* **INFORMATION GIVEN**

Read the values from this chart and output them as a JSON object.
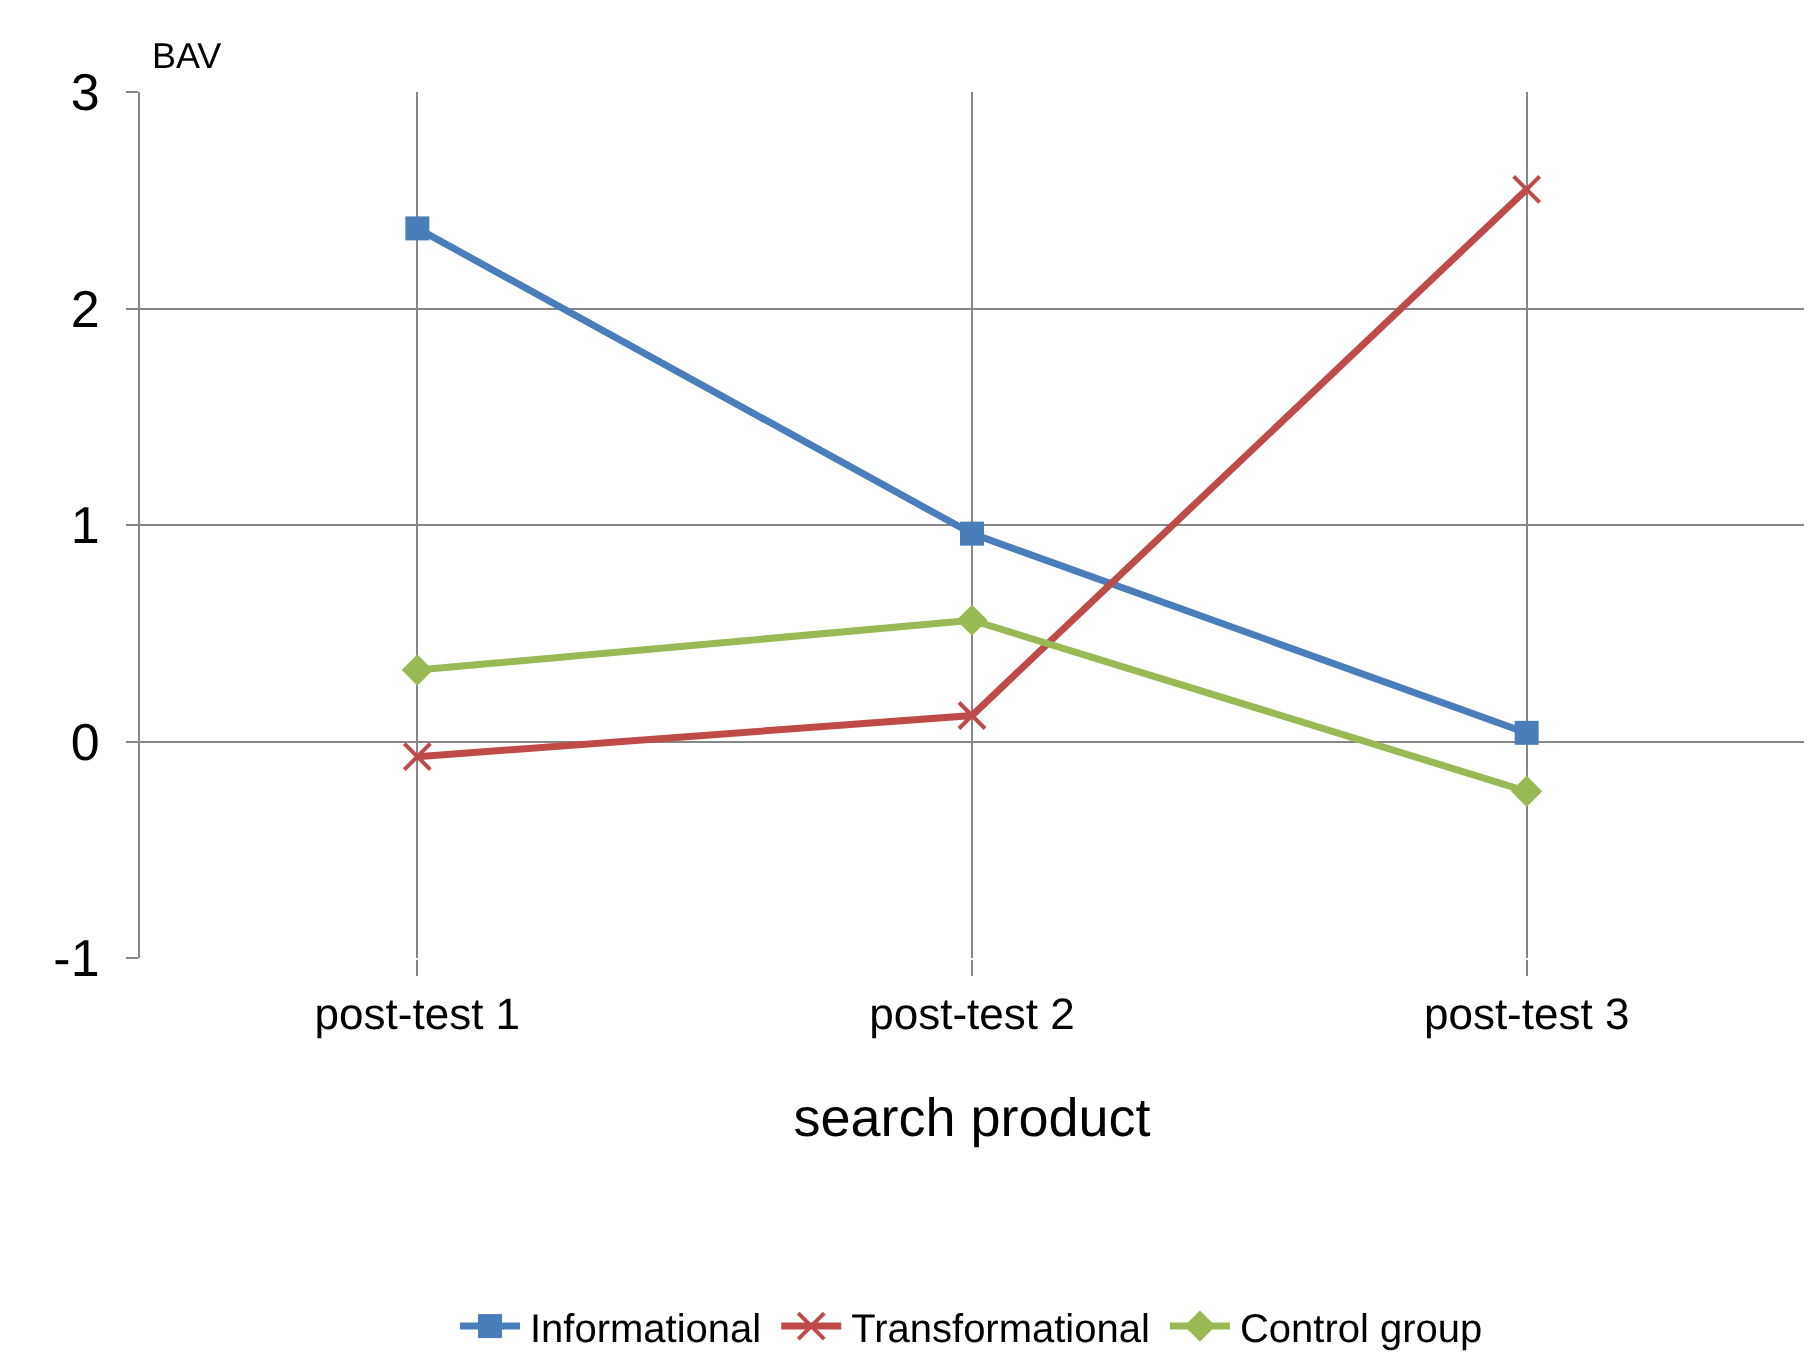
{
  "chart_data": {
    "type": "line",
    "xlabel": "search product",
    "ylabel": "BAV",
    "categories": [
      "post-test 1",
      "post-test 2",
      "post-test 3"
    ],
    "series": [
      {
        "name": "Informational",
        "color": "#4a7ebb",
        "marker": "square",
        "values": [
          2.37,
          0.96,
          0.04
        ]
      },
      {
        "name": "Transformational",
        "color": "#be4b48",
        "marker": "cross",
        "values": [
          -0.07,
          0.12,
          2.55
        ]
      },
      {
        "name": "Control group",
        "color": "#98b954",
        "marker": "diamond",
        "values": [
          0.33,
          0.56,
          -0.23
        ]
      }
    ],
    "ylim": [
      -1,
      3
    ],
    "yticks": [
      -1,
      0,
      1,
      2,
      3
    ],
    "grid": true,
    "legend": "bottom",
    "line_style": "solid"
  }
}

* **INSTRUCTION**
Images in the data above are to be skipped. Retype all other material exactly.

* **EXERCISE RESPONSE**
Read the values from this chart and output them as a JSON object.
{
  "chart_data": {
    "type": "line",
    "xlabel": "search product",
    "ylabel": "BAV",
    "categories": [
      "post-test 1",
      "post-test 2",
      "post-test 3"
    ],
    "series": [
      {
        "name": "Informational",
        "color": "#4a7ebb",
        "marker": "square",
        "values": [
          2.37,
          0.96,
          0.04
        ]
      },
      {
        "name": "Transformational",
        "color": "#be4b48",
        "marker": "cross",
        "values": [
          -0.07,
          0.12,
          2.55
        ]
      },
      {
        "name": "Control group",
        "color": "#98b954",
        "marker": "diamond",
        "values": [
          0.33,
          0.56,
          -0.23
        ]
      }
    ],
    "ylim": [
      -1,
      3
    ],
    "yticks": [
      -1,
      0,
      1,
      2,
      3
    ],
    "grid": true,
    "legend": "bottom",
    "line_style": "solid"
  }
}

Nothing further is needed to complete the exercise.